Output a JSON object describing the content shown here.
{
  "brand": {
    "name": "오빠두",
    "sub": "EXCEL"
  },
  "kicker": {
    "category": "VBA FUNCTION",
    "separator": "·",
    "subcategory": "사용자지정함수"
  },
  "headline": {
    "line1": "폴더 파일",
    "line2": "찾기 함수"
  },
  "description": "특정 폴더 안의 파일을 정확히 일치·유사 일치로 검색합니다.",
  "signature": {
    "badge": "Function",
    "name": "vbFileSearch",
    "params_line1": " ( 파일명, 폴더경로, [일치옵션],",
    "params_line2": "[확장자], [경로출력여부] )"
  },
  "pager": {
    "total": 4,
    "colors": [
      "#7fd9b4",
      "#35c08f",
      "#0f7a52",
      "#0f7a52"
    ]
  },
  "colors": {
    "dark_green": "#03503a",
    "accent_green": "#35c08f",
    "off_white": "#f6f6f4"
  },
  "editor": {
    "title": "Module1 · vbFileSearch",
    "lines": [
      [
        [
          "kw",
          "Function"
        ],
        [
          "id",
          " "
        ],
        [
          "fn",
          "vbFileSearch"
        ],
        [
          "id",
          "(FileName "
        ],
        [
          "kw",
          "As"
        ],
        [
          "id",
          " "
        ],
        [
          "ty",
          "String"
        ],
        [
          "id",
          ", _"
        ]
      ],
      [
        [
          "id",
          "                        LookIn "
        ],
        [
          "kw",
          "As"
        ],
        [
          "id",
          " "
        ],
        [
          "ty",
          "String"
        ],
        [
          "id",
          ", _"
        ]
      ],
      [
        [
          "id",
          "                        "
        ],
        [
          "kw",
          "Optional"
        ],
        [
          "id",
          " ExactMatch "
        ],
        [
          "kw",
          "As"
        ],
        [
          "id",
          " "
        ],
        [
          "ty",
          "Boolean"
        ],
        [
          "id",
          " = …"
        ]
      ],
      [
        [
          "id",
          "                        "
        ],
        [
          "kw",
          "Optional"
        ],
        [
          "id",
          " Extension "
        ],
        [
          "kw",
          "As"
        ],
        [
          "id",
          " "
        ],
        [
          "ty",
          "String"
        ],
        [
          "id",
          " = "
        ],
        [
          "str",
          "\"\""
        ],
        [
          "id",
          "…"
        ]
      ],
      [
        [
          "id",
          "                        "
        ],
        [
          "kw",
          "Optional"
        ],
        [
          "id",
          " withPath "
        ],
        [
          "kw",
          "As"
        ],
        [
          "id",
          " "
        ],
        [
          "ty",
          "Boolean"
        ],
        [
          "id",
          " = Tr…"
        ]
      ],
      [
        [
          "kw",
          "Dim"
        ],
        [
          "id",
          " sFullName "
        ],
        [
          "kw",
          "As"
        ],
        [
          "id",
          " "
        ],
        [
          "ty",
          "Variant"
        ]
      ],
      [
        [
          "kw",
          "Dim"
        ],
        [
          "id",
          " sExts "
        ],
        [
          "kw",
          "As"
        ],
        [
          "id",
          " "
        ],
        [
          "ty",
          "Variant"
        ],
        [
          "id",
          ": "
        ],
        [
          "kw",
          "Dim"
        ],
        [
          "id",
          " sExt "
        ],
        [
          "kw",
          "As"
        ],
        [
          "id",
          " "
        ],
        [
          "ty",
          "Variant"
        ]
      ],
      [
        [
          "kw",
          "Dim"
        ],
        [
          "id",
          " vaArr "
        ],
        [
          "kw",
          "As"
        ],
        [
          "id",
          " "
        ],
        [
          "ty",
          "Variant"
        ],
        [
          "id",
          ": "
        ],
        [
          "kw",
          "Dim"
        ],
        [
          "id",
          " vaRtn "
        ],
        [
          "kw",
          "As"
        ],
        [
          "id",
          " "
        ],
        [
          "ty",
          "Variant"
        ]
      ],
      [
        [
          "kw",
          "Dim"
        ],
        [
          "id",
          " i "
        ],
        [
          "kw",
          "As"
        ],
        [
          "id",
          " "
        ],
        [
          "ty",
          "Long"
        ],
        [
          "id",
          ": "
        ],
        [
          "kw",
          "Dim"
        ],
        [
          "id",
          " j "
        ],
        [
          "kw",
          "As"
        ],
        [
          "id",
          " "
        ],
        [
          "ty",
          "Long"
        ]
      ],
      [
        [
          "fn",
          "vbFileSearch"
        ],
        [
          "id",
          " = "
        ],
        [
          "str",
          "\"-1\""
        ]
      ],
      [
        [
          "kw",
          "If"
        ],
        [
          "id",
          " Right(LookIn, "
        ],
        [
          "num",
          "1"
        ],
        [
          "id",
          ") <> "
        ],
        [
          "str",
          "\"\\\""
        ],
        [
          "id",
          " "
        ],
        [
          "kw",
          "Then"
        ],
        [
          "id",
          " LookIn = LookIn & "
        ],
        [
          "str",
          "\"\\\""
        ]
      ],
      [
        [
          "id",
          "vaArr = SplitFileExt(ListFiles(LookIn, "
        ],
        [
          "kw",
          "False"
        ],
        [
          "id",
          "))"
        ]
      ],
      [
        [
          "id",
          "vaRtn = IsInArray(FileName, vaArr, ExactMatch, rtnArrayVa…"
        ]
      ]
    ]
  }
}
++++++++
__INSTRUCTIONS FOR THE TASK__. Set down the entries verbatim, leaving none out.

__ANSWER TO THE PROBLEM__.
Output a JSON object describing the content shown here.
{
  "brand": {
    "name": "오빠두",
    "sub": "EXCEL"
  },
  "kicker": {
    "category": "VBA FUNCTION",
    "separator": "·",
    "subcategory": "사용자지정함수"
  },
  "headline": {
    "line1": "폴더 파일",
    "line2": "찾기 함수"
  },
  "description": "특정 폴더 안의 파일을 정확히 일치·유사 일치로 검색합니다.",
  "signature": {
    "badge": "Function",
    "name": "vbFileSearch",
    "params_line1": " ( 파일명, 폴더경로, [일치옵션],",
    "params_line2": "[확장자], [경로출력여부] )"
  },
  "pager": {
    "total": 4,
    "colors": [
      "#7fd9b4",
      "#35c08f",
      "#0f7a52",
      "#0f7a52"
    ]
  },
  "colors": {
    "dark_green": "#03503a",
    "accent_green": "#35c08f",
    "off_white": "#f6f6f4"
  },
  "editor": {
    "title": "Module1 · vbFileSearch",
    "lines": [
      [
        [
          "kw",
          "Function"
        ],
        [
          "id",
          " "
        ],
        [
          "fn",
          "vbFileSearch"
        ],
        [
          "id",
          "(FileName "
        ],
        [
          "kw",
          "As"
        ],
        [
          "id",
          " "
        ],
        [
          "ty",
          "String"
        ],
        [
          "id",
          ", _"
        ]
      ],
      [
        [
          "id",
          "                        LookIn "
        ],
        [
          "kw",
          "As"
        ],
        [
          "id",
          " "
        ],
        [
          "ty",
          "String"
        ],
        [
          "id",
          ", _"
        ]
      ],
      [
        [
          "id",
          "                        "
        ],
        [
          "kw",
          "Optional"
        ],
        [
          "id",
          " ExactMatch "
        ],
        [
          "kw",
          "As"
        ],
        [
          "id",
          " "
        ],
        [
          "ty",
          "Boolean"
        ],
        [
          "id",
          " = …"
        ]
      ],
      [
        [
          "id",
          "                        "
        ],
        [
          "kw",
          "Optional"
        ],
        [
          "id",
          " Extension "
        ],
        [
          "kw",
          "As"
        ],
        [
          "id",
          " "
        ],
        [
          "ty",
          "String"
        ],
        [
          "id",
          " = "
        ],
        [
          "str",
          "\"\""
        ],
        [
          "id",
          "…"
        ]
      ],
      [
        [
          "id",
          "                        "
        ],
        [
          "kw",
          "Optional"
        ],
        [
          "id",
          " withPath "
        ],
        [
          "kw",
          "As"
        ],
        [
          "id",
          " "
        ],
        [
          "ty",
          "Boolean"
        ],
        [
          "id",
          " = Tr…"
        ]
      ],
      [
        [
          "kw",
          "Dim"
        ],
        [
          "id",
          " sFullName "
        ],
        [
          "kw",
          "As"
        ],
        [
          "id",
          " "
        ],
        [
          "ty",
          "Variant"
        ]
      ],
      [
        [
          "kw",
          "Dim"
        ],
        [
          "id",
          " sExts "
        ],
        [
          "kw",
          "As"
        ],
        [
          "id",
          " "
        ],
        [
          "ty",
          "Variant"
        ],
        [
          "id",
          ": "
        ],
        [
          "kw",
          "Dim"
        ],
        [
          "id",
          " sExt "
        ],
        [
          "kw",
          "As"
        ],
        [
          "id",
          " "
        ],
        [
          "ty",
          "Variant"
        ]
      ],
      [
        [
          "kw",
          "Dim"
        ],
        [
          "id",
          " vaArr "
        ],
        [
          "kw",
          "As"
        ],
        [
          "id",
          " "
        ],
        [
          "ty",
          "Variant"
        ],
        [
          "id",
          ": "
        ],
        [
          "kw",
          "Dim"
        ],
        [
          "id",
          " vaRtn "
        ],
        [
          "kw",
          "As"
        ],
        [
          "id",
          " "
        ],
        [
          "ty",
          "Variant"
        ]
      ],
      [
        [
          "kw",
          "Dim"
        ],
        [
          "id",
          " i "
        ],
        [
          "kw",
          "As"
        ],
        [
          "id",
          " "
        ],
        [
          "ty",
          "Long"
        ],
        [
          "id",
          ": "
        ],
        [
          "kw",
          "Dim"
        ],
        [
          "id",
          " j "
        ],
        [
          "kw",
          "As"
        ],
        [
          "id",
          " "
        ],
        [
          "ty",
          "Long"
        ]
      ],
      [
        [
          "fn",
          "vbFileSearch"
        ],
        [
          "id",
          " = "
        ],
        [
          "str",
          "\"-1\""
        ]
      ],
      [
        [
          "kw",
          "If"
        ],
        [
          "id",
          " Right(LookIn, "
        ],
        [
          "num",
          "1"
        ],
        [
          "id",
          ") <> "
        ],
        [
          "str",
          "\"\\\""
        ],
        [
          "id",
          " "
        ],
        [
          "kw",
          "Then"
        ],
        [
          "id",
          " LookIn = LookIn & "
        ],
        [
          "str",
          "\"\\\""
        ]
      ],
      [
        [
          "id",
          "vaArr = SplitFileExt(ListFiles(LookIn, "
        ],
        [
          "kw",
          "False"
        ],
        [
          "id",
          "))"
        ]
      ],
      [
        [
          "id",
          "vaRtn = IsInArray(FileName, vaArr, ExactMatch, rtnArrayVa…"
        ]
      ]
    ]
  }
}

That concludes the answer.